- [PROBLEM STATEMENT]: In the listing that follows, how many lines contain "color"? Give the number only.

┏━━

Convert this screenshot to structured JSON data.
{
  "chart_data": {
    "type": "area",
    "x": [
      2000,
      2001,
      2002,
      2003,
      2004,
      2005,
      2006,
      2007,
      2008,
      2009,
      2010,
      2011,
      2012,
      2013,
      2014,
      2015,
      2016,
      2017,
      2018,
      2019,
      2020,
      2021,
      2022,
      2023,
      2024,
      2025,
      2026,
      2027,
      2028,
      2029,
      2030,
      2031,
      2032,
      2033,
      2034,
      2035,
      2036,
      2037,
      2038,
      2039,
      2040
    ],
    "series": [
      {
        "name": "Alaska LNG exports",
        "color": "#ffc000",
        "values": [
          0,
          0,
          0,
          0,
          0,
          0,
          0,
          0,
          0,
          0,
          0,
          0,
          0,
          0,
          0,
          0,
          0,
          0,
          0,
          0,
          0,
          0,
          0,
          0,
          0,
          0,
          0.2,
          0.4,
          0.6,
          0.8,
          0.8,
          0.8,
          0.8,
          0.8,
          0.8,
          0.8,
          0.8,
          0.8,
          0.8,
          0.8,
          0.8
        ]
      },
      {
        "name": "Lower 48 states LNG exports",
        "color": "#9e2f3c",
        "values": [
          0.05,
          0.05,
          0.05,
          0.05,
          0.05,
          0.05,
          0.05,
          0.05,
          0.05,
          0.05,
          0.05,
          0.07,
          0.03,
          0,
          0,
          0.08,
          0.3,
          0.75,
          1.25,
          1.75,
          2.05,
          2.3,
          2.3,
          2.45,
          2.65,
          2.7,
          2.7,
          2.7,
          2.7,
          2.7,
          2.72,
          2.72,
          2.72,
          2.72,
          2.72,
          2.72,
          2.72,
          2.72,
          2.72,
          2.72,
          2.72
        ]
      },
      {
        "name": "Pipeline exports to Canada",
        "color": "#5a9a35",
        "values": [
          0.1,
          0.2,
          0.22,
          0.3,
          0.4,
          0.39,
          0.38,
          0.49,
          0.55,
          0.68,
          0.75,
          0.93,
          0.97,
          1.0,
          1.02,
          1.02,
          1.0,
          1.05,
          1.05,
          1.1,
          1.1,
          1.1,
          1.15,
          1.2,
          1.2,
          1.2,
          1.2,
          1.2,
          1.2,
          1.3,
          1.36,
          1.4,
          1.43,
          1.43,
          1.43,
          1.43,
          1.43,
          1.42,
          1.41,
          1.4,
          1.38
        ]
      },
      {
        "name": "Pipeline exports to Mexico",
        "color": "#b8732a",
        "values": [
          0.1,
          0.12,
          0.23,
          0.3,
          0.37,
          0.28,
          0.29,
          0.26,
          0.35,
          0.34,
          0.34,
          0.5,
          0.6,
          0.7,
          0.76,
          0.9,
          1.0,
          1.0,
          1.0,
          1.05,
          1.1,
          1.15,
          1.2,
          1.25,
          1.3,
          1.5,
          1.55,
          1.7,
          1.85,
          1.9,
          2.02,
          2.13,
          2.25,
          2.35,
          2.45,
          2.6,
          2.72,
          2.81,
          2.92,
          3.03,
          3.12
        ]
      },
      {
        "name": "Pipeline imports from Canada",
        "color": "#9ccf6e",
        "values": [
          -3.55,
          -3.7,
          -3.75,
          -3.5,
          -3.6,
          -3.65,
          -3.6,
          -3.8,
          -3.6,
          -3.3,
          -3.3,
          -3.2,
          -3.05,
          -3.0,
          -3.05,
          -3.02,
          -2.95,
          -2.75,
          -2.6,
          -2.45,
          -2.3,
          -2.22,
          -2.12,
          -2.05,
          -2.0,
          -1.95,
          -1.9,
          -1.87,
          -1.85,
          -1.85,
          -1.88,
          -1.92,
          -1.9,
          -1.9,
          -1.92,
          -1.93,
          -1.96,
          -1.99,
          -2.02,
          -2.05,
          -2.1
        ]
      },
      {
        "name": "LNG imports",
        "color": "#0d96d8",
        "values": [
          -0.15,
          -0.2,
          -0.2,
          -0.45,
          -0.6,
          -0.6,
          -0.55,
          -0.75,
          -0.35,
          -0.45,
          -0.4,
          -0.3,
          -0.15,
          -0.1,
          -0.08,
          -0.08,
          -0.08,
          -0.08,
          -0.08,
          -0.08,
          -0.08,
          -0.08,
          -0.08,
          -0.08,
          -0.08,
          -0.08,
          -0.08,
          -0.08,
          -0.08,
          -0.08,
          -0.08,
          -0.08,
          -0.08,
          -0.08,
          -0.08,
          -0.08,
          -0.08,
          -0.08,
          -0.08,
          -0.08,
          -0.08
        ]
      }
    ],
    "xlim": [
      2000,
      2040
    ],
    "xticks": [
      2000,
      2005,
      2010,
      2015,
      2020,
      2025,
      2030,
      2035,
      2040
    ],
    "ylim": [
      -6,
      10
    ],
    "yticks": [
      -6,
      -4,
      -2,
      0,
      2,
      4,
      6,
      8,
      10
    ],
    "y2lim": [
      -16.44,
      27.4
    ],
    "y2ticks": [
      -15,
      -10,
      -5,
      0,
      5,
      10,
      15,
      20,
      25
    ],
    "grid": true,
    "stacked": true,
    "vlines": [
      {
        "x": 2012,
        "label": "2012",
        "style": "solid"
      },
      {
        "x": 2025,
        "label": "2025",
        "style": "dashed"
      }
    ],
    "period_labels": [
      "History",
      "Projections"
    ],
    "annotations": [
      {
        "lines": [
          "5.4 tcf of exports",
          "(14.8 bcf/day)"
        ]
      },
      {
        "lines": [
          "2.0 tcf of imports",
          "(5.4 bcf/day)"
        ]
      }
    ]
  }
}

┗━━

- [THE ANSWER]: 6